### Task details
Restate the entries below word for word, omitting nothing.

### Data supplied
═══

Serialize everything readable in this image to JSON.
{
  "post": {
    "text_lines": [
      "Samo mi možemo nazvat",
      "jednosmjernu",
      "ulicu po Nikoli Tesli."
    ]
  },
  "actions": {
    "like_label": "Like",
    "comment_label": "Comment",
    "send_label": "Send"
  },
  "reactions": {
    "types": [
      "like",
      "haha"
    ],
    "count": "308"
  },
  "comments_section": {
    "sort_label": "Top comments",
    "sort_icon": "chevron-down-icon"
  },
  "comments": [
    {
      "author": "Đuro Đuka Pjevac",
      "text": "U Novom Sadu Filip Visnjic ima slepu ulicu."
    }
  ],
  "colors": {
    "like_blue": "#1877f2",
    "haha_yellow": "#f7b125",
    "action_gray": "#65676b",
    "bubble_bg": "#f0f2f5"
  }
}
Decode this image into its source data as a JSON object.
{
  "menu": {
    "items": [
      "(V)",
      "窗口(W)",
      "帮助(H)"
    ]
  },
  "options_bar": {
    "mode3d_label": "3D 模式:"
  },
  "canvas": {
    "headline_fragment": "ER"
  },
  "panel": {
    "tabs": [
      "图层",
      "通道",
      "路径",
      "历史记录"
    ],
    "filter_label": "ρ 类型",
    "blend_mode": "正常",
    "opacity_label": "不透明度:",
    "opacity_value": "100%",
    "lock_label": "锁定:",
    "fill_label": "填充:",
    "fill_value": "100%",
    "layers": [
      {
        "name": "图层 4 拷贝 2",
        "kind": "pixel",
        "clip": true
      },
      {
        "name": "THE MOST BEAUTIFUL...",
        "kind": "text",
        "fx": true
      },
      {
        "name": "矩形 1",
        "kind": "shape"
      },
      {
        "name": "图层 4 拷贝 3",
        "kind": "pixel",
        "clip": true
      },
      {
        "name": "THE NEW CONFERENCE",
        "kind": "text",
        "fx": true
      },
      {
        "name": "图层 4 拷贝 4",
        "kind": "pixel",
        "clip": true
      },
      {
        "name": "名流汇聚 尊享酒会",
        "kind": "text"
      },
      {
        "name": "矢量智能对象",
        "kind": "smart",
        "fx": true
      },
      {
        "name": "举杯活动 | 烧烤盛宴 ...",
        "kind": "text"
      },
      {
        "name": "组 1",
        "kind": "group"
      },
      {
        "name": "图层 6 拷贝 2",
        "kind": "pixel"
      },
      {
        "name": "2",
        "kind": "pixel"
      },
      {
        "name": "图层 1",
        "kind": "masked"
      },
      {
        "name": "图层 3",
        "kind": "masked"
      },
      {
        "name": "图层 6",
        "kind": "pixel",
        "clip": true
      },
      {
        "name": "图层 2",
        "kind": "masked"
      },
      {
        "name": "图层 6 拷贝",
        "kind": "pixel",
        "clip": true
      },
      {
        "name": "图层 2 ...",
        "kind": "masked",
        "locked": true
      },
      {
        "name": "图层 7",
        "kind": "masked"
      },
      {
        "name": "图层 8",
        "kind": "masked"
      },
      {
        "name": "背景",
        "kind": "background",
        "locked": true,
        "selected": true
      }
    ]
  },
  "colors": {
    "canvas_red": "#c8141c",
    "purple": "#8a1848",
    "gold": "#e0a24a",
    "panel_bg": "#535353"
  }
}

═══

### Response to the exercise
Serialize everything readable in this image to JSON.
{
  "post": {
    "text_lines": [
      "Samo mi možemo nazvat",
      "jednosmjernu",
      "ulicu po Nikoli Tesli."
    ]
  },
  "actions": {
    "like_label": "Like",
    "comment_label": "Comment",
    "send_label": "Send"
  },
  "reactions": {
    "types": [
      "like",
      "haha"
    ],
    "count": "308"
  },
  "comments_section": {
    "sort_label": "Top comments",
    "sort_icon": "chevron-down-icon"
  },
  "comments": [
    {
      "author": "Đuro Đuka Pjevac",
      "text": "U Novom Sadu Filip Visnjic ima slepu ulicu."
    }
  ],
  "colors": {
    "like_blue": "#1877f2",
    "haha_yellow": "#f7b125",
    "action_gray": "#65676b",
    "bubble_bg": "#f0f2f5"
  }
}
Decode this image into its source data as a JSON object.
{
  "menu": {
    "items": [
      "(V)",
      "窗口(W)",
      "帮助(H)"
    ]
  },
  "options_bar": {
    "mode3d_label": "3D 模式:"
  },
  "canvas": {
    "headline_fragment": "ER"
  },
  "panel": {
    "tabs": [
      "图层",
      "通道",
      "路径",
      "历史记录"
    ],
    "filter_label": "ρ 类型",
    "blend_mode": "正常",
    "opacity_label": "不透明度:",
    "opacity_value": "100%",
    "lock_label": "锁定:",
    "fill_label": "填充:",
    "fill_value": "100%",
    "layers": [
      {
        "name": "图层 4 拷贝 2",
        "kind": "pixel",
        "clip": true
      },
      {
        "name": "THE MOST BEAUTIFUL...",
        "kind": "text",
        "fx": true
      },
      {
        "name": "矩形 1",
        "kind": "shape"
      },
      {
        "name": "图层 4 拷贝 3",
        "kind": "pixel",
        "clip": true
      },
      {
        "name": "THE NEW CONFERENCE",
        "kind": "text",
        "fx": true
      },
      {
        "name": "图层 4 拷贝 4",
        "kind": "pixel",
        "clip": true
      },
      {
        "name": "名流汇聚 尊享酒会",
        "kind": "text"
      },
      {
        "name": "矢量智能对象",
        "kind": "smart",
        "fx": true
      },
      {
        "name": "举杯活动 | 烧烤盛宴 ...",
        "kind": "text"
      },
      {
        "name": "组 1",
        "kind": "group"
      },
      {
        "name": "图层 6 拷贝 2",
        "kind": "pixel"
      },
      {
        "name": "2",
        "kind": "pixel"
      },
      {
        "name": "图层 1",
        "kind": "masked"
      },
      {
        "name": "图层 3",
        "kind": "masked"
      },
      {
        "name": "图层 6",
        "kind": "pixel",
        "clip": true
      },
      {
        "name": "图层 2",
        "kind": "masked"
      },
      {
        "name": "图层 6 拷贝",
        "kind": "pixel",
        "clip": true
      },
      {
        "name": "图层 2 ...",
        "kind": "masked",
        "locked": true
      },
      {
        "name": "图层 7",
        "kind": "masked"
      },
      {
        "name": "图层 8",
        "kind": "masked"
      },
      {
        "name": "背景",
        "kind": "background",
        "locked": true,
        "selected": true
      }
    ]
  },
  "colors": {
    "canvas_red": "#c8141c",
    "purple": "#8a1848",
    "gold": "#e0a24a",
    "panel_bg": "#535353"
  }
}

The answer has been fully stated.